Excerpt to read:
+++

Now, voice is very tricky.  These sorts of modulations can and do occur all the time.  Totally permissible.  In voice, anything is possible and permitted.  You have to go deeply into character’s heads.  What do they love?  What do they remember fondly?  Perhaps most importantly: How are their limitations mirrored in their voice?

A character’s intelligence and experience and fears and beliefs are all indicated by what he or she thinks about, and how he or she thinks about it.

For example, we can imagine the same scenario being narrated in two different ways, depending on what sort of person our character is:

Character 1:
Jack knew he was wrong.  He almost always was.  Even when he though he was right, no.  He was wrong.  Always he was wrong.  It sucked to always be wrong. Sometimes he felt like doing what he wanted even if it was wrong.  Like the time he smashed that window to get back at Jim.  He knew he was wrong to be mad at Jim.  And he knew smashing the window was wrong.  But he’d just done it, and it felt good.  That’s how he felt now.  He knew it was wrong to propose marriage to the sheep, but he was going to do it just the same.

Character 2:
Many might well ask, how could one, one such as himself – a man of taste, dignity, and exquisite good looks (God he loved the way his lower lip protruded)- lower himself to propose to a woman who – far from being beautiful, or sophisticated, or for that matter even human – was actually covered with coarse fur?  But those who might evince such a concern were at a distinct disadvantage relative to him, inasmuch as they were inferior to him, and could not see the situation in its entirety.  Her eyes, the grasslike smell of her breath, those soft, soft eyes – the heathens of the world could not be expected to understand.

The two characters – who want the same thing (the sheep) and are going to do the same thing (propose to it) are (clumsily) distinguished by diction, voice, degree of self-esteem, etc.

+++

Assigned task A: List the four things about a character that the excerpt on voice says are indicated by what he or she thinks about and how.
Assigned task B: Rewrite the paragraph of the excerpt on voice that begins "Now, voice is very tricky" as a short bulleted list that keeps its main points.
Assigned task C: For each statement, say whether it agrees with the excerpt on voice, and quote the deciding words: (i) The two characters want different things. (ii) In the account of Character 1, Jack once smashed a window to get back at Jim. (iii) In the account of Character 1, Jack believes proposing to the sheep is right.

[Items from the dataset]
+++

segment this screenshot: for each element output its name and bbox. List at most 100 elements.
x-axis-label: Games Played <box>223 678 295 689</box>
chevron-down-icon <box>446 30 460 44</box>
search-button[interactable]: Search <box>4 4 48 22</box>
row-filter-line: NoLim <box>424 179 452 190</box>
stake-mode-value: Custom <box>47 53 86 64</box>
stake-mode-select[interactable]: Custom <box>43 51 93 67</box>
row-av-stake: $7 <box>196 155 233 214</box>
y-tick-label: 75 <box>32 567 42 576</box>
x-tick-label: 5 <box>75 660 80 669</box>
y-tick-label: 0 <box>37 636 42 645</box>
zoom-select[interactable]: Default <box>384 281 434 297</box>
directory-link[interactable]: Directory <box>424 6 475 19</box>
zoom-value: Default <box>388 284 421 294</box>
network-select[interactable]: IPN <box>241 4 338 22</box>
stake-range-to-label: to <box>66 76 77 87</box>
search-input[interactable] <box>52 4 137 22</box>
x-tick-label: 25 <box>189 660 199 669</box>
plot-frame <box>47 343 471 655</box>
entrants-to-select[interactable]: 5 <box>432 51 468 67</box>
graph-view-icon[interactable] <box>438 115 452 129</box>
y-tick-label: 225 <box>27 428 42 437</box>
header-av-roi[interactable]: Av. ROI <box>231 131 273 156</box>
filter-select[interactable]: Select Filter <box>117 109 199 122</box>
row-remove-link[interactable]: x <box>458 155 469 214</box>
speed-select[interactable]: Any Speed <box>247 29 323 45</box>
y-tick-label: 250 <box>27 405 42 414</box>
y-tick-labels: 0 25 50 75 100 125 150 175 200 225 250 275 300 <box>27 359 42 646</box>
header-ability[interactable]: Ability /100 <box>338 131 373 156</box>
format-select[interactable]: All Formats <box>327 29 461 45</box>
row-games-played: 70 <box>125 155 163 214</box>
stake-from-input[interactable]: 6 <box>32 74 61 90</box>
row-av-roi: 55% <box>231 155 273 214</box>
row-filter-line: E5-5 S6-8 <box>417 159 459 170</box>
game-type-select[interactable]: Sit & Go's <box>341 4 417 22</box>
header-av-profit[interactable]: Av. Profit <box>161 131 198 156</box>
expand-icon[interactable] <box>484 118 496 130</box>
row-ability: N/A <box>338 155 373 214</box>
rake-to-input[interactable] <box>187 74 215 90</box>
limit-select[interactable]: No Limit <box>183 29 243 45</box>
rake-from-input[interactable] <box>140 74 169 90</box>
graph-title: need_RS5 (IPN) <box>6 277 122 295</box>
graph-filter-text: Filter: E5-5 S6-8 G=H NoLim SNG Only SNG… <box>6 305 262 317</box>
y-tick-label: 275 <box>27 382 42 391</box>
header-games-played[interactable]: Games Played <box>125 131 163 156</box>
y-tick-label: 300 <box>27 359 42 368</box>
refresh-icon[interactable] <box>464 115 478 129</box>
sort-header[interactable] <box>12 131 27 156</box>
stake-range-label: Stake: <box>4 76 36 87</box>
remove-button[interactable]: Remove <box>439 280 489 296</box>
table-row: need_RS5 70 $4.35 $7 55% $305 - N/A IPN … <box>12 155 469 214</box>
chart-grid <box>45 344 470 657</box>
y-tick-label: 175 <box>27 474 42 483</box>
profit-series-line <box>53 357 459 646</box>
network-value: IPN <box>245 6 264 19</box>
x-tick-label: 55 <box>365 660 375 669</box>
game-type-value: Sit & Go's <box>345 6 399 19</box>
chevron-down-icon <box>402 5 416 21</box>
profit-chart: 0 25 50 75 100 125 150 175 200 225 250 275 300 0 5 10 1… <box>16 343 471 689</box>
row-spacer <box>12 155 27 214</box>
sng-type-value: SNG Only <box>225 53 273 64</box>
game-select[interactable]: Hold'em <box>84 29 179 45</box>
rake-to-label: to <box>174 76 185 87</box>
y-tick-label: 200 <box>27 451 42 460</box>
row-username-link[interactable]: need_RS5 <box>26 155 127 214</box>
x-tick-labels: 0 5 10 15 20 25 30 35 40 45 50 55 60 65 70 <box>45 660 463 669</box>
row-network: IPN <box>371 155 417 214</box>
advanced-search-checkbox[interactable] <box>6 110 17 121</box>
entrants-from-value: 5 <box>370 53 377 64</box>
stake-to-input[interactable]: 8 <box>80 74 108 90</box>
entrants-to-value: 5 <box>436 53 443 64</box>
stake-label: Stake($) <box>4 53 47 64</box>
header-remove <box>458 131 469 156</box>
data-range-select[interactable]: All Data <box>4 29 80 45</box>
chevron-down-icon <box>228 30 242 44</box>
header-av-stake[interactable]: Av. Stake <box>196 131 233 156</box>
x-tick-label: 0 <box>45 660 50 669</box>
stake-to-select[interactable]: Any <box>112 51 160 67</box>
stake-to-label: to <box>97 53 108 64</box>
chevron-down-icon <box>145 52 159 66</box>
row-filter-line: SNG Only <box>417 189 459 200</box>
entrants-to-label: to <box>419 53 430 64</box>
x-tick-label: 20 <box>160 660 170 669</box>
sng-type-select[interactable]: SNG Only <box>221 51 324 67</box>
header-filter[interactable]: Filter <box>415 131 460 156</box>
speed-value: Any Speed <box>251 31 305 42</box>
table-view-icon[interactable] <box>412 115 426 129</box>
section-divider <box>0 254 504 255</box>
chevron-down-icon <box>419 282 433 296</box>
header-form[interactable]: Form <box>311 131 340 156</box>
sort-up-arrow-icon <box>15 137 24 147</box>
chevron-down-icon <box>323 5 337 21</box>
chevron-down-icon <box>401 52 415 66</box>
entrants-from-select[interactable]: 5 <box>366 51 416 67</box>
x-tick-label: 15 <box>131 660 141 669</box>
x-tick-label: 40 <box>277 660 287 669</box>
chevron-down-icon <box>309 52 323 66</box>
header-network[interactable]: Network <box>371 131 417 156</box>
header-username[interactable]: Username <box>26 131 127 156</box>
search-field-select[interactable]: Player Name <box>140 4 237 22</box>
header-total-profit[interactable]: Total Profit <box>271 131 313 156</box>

+++

Expected output A:
- Intelligence
- Experience
- Fears
- Beliefs

Expected output B:
- Voice is tricky, and modulations like these happen constantly and are permissible.
- In voice, anything is possible and permitted.
- A writer must go deep into characters' heads and ask:
  - What do they love?
  - What do they remember fondly?
  - Most importantly, how are their limitations mirrored in their voice?

Expected output C:
(i) No: "who want the same thing (the sheep)"
(ii) Yes: "Like the time he smashed that window to get back at Jim."
(iii) No: "He knew it was wrong to propose marriage to the sheep"